* [TASK DESCRIPTION] Going through the material below, please gather all lines with the word "values" in them.
--- WORKING DATA ---
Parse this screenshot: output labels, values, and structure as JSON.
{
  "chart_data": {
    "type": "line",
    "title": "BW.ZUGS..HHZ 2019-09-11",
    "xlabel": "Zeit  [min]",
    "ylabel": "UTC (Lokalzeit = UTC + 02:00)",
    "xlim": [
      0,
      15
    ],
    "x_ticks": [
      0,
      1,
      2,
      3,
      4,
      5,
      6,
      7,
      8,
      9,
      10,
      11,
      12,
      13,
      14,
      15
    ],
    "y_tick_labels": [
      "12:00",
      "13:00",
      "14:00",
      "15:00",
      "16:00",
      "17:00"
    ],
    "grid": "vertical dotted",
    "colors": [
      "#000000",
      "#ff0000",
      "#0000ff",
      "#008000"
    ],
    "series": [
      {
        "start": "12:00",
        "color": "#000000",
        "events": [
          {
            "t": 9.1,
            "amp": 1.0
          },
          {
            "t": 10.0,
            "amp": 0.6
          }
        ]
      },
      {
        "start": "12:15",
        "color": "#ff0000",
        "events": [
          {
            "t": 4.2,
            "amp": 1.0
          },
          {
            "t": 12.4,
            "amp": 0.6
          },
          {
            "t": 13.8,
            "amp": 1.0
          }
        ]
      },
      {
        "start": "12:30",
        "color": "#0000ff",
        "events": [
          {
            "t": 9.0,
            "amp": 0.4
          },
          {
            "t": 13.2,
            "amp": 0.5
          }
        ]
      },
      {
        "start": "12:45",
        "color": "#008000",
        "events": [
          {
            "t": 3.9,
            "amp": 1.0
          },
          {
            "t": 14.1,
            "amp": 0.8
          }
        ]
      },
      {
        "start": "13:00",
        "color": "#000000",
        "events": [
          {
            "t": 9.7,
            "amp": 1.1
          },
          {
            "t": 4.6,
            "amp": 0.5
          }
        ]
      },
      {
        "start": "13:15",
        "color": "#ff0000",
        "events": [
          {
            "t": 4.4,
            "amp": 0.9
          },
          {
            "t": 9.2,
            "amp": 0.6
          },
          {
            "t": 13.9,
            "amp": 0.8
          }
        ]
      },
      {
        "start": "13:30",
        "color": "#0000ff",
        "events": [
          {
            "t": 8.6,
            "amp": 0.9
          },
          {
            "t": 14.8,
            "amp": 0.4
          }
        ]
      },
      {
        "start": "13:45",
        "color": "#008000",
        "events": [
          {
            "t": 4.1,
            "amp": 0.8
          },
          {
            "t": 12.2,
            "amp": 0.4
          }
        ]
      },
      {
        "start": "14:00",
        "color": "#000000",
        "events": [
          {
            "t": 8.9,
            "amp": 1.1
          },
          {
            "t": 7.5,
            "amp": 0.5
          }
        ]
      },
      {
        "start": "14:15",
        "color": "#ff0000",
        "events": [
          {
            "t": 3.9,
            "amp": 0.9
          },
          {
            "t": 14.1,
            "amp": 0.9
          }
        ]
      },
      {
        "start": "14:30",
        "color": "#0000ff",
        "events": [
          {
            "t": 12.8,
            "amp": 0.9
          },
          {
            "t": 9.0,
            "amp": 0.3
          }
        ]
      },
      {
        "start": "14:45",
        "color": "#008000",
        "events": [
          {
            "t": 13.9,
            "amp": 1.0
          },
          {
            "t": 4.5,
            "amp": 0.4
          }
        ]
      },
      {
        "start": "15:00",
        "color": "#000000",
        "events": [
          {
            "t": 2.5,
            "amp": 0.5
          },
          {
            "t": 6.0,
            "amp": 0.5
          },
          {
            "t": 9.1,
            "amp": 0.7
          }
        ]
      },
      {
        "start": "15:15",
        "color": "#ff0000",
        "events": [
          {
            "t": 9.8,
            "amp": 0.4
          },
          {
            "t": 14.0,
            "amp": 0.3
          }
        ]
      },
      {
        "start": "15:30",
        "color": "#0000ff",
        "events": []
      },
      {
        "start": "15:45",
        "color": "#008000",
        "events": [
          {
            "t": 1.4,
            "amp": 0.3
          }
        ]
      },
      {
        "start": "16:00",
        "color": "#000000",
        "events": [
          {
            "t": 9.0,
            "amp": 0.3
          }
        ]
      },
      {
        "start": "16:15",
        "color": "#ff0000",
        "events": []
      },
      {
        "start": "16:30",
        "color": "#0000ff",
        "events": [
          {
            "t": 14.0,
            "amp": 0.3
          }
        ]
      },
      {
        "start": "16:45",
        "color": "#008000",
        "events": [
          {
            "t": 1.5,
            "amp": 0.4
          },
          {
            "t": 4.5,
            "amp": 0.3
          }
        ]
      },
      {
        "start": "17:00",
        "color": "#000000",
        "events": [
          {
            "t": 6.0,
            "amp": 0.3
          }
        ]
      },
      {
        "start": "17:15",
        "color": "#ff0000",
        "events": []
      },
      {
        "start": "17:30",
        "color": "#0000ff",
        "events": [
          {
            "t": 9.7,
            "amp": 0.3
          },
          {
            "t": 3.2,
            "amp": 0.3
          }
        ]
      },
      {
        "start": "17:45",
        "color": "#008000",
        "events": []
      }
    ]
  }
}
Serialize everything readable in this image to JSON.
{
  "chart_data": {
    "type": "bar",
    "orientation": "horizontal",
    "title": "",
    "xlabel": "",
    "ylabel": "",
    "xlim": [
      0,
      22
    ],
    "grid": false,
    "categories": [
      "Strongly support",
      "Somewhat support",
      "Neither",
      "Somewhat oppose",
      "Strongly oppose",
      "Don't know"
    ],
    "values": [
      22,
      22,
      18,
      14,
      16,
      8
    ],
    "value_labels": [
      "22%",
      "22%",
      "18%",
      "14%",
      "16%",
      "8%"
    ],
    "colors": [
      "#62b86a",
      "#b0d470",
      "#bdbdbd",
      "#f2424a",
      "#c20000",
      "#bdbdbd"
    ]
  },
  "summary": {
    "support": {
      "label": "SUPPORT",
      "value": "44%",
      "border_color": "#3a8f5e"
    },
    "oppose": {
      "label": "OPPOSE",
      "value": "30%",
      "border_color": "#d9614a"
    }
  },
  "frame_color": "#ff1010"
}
---
* [THE RESPONSE]
Parse this screenshot: output labels, values, and structure as JSON.
    "values": [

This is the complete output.